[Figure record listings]
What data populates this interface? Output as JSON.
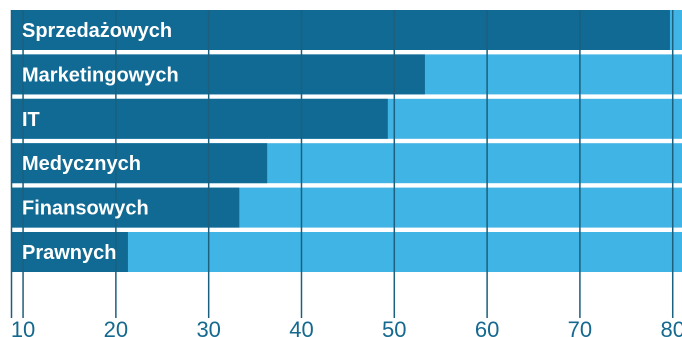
{
  "chart_data": {
    "type": "bar",
    "orientation": "horizontal",
    "categories": [
      "Sprzedażowych",
      "Marketingowych",
      "IT",
      "Medycznych",
      "Finansowych",
      "Prawnych"
    ],
    "values": [
      79.7,
      53.3,
      49.3,
      36.3,
      33.3,
      21.3
    ],
    "title": "",
    "xlabel": "",
    "ylabel": "",
    "xlim": [
      8.7,
      81
    ],
    "xticks": [
      10,
      20,
      30,
      40,
      50,
      60,
      70,
      80
    ],
    "grid": true,
    "colors": {
      "bar": "#106a93",
      "track": "#40b4e5",
      "gridline": "#1c5f7e",
      "tick_text": "#15698f"
    }
  }
}
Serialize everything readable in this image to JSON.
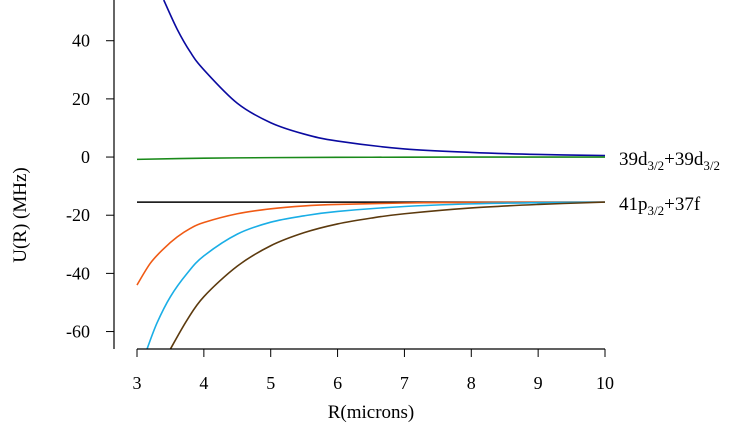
{
  "chart_data": {
    "type": "line",
    "title": "",
    "xlabel": "R(microns)",
    "ylabel": "U(R) (MHz)",
    "xlim": [
      3,
      10
    ],
    "ylim": [
      -66,
      54
    ],
    "xticks": [
      3,
      4,
      5,
      6,
      7,
      8,
      9,
      10
    ],
    "yticks": [
      -60,
      -40,
      -20,
      0,
      20,
      40
    ],
    "xtick_labels": [
      "3",
      "4",
      "5",
      "6",
      "7",
      "8",
      "9",
      "10"
    ],
    "ytick_labels": [
      "-60",
      "-40",
      "-20",
      "0",
      "20",
      "40"
    ],
    "grid": false,
    "annotations": [
      {
        "base1": "39d",
        "sub1": "3/2",
        "mid": "+39d",
        "sub2": "3/2",
        "near_y": 0
      },
      {
        "base1": "41p",
        "sub1": "3/2",
        "mid": "+37f",
        "sub2": "",
        "near_y": -15.5
      }
    ],
    "series": [
      {
        "color": "#0a0aa0",
        "x": [
          3.4,
          3.6,
          3.8,
          4.0,
          4.5,
          5.0,
          5.5,
          6.0,
          7.0,
          8.0,
          9.0,
          10.0
        ],
        "y": [
          54,
          44,
          36,
          30,
          18.5,
          11.8,
          7.9,
          5.5,
          2.8,
          1.6,
          0.9,
          0.5
        ]
      },
      {
        "color": "#1a8a1a",
        "x": [
          3.0,
          4.0,
          5.0,
          6.0,
          7.0,
          8.0,
          9.0,
          10.0
        ],
        "y": [
          -0.8,
          -0.4,
          -0.2,
          -0.1,
          -0.05,
          -0.02,
          0,
          0
        ]
      },
      {
        "color": "#000000",
        "x": [
          3.0,
          4.0,
          5.0,
          6.0,
          7.0,
          8.0,
          9.0,
          10.0
        ],
        "y": [
          -15.5,
          -15.5,
          -15.5,
          -15.5,
          -15.5,
          -15.5,
          -15.5,
          -15.5
        ]
      },
      {
        "color": "#f05a14",
        "x": [
          3.0,
          3.2,
          3.4,
          3.6,
          3.8,
          4.0,
          4.5,
          5.0,
          5.5,
          6.0,
          7.0,
          8.0,
          10.0
        ],
        "y": [
          -44,
          -36.5,
          -31.5,
          -27.5,
          -24.5,
          -22.5,
          -19.5,
          -17.8,
          -16.8,
          -16.3,
          -15.8,
          -15.6,
          -15.5
        ]
      },
      {
        "color": "#1aaee6",
        "x": [
          3.15,
          3.3,
          3.5,
          3.75,
          4.0,
          4.5,
          5.0,
          5.5,
          6.0,
          7.0,
          8.0,
          9.0,
          10.0
        ],
        "y": [
          -66,
          -57,
          -48,
          -40,
          -34,
          -26.5,
          -22.4,
          -20.2,
          -18.7,
          -17.0,
          -16.1,
          -15.7,
          -15.5
        ]
      },
      {
        "color": "#5c3a0e",
        "x": [
          3.5,
          3.75,
          4.0,
          4.5,
          5.0,
          5.5,
          6.0,
          6.5,
          7.0,
          8.0,
          9.0,
          10.0
        ],
        "y": [
          -66,
          -56,
          -48,
          -37.5,
          -30.5,
          -26,
          -23,
          -21,
          -19.5,
          -17.5,
          -16.3,
          -15.5
        ]
      }
    ]
  }
}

**Task:** Repeat the data exactly, dropping every picture it holds.

**Written solution:**
What data populates this interface? Output as JSON.
{
  "chart_data": {
    "type": "bar",
    "orientation": "horizontal",
    "categories": [
      "Sprzedażowych",
      "Marketingowych",
      "IT",
      "Medycznych",
      "Finansowych",
      "Prawnych"
    ],
    "values": [
      79.7,
      53.3,
      49.3,
      36.3,
      33.3,
      21.3
    ],
    "title": "",
    "xlabel": "",
    "ylabel": "",
    "xlim": [
      8.7,
      81
    ],
    "xticks": [
      10,
      20,
      30,
      40,
      50,
      60,
      70,
      80
    ],
    "grid": true,
    "colors": {
      "bar": "#106a93",
      "track": "#40b4e5",
      "gridline": "#1c5f7e",
      "tick_text": "#15698f"
    }
  }
}
Serialize everything readable in this image to JSON.
{
  "chart_data": {
    "type": "line",
    "title": "",
    "xlabel": "R(microns)",
    "ylabel": "U(R) (MHz)",
    "xlim": [
      3,
      10
    ],
    "ylim": [
      -66,
      54
    ],
    "xticks": [
      3,
      4,
      5,
      6,
      7,
      8,
      9,
      10
    ],
    "yticks": [
      -60,
      -40,
      -20,
      0,
      20,
      40
    ],
    "xtick_labels": [
      "3",
      "4",
      "5",
      "6",
      "7",
      "8",
      "9",
      "10"
    ],
    "ytick_labels": [
      "-60",
      "-40",
      "-20",
      "0",
      "20",
      "40"
    ],
    "grid": false,
    "annotations": [
      {
        "base1": "39d",
        "sub1": "3/2",
        "mid": "+39d",
        "sub2": "3/2",
        "near_y": 0
      },
      {
        "base1": "41p",
        "sub1": "3/2",
        "mid": "+37f",
        "sub2": "",
        "near_y": -15.5
      }
    ],
    "series": [
      {
        "color": "#0a0aa0",
        "x": [
          3.4,
          3.6,
          3.8,
          4.0,
          4.5,
          5.0,
          5.5,
          6.0,
          7.0,
          8.0,
          9.0,
          10.0
        ],
        "y": [
          54,
          44,
          36,
          30,
          18.5,
          11.8,
          7.9,
          5.5,
          2.8,
          1.6,
          0.9,
          0.5
        ]
      },
      {
        "color": "#1a8a1a",
        "x": [
          3.0,
          4.0,
          5.0,
          6.0,
          7.0,
          8.0,
          9.0,
          10.0
        ],
        "y": [
          -0.8,
          -0.4,
          -0.2,
          -0.1,
          -0.05,
          -0.02,
          0,
          0
        ]
      },
      {
        "color": "#000000",
        "x": [
          3.0,
          4.0,
          5.0,
          6.0,
          7.0,
          8.0,
          9.0,
          10.0
        ],
        "y": [
          -15.5,
          -15.5,
          -15.5,
          -15.5,
          -15.5,
          -15.5,
          -15.5,
          -15.5
        ]
      },
      {
        "color": "#f05a14",
        "x": [
          3.0,
          3.2,
          3.4,
          3.6,
          3.8,
          4.0,
          4.5,
          5.0,
          5.5,
          6.0,
          7.0,
          8.0,
          10.0
        ],
        "y": [
          -44,
          -36.5,
          -31.5,
          -27.5,
          -24.5,
          -22.5,
          -19.5,
          -17.8,
          -16.8,
          -16.3,
          -15.8,
          -15.6,
          -15.5
        ]
      },
      {
        "color": "#1aaee6",
        "x": [
          3.15,
          3.3,
          3.5,
          3.75,
          4.0,
          4.5,
          5.0,
          5.5,
          6.0,
          7.0,
          8.0,
          9.0,
          10.0
        ],
        "y": [
          -66,
          -57,
          -48,
          -40,
          -34,
          -26.5,
          -22.4,
          -20.2,
          -18.7,
          -17.0,
          -16.1,
          -15.7,
          -15.5
        ]
      },
      {
        "color": "#5c3a0e",
        "x": [
          3.5,
          3.75,
          4.0,
          4.5,
          5.0,
          5.5,
          6.0,
          6.5,
          7.0,
          8.0,
          9.0,
          10.0
        ],
        "y": [
          -66,
          -56,
          -48,
          -37.5,
          -30.5,
          -26,
          -23,
          -21,
          -19.5,
          -17.5,
          -16.3,
          -15.5
        ]
      }
    ]
  }
}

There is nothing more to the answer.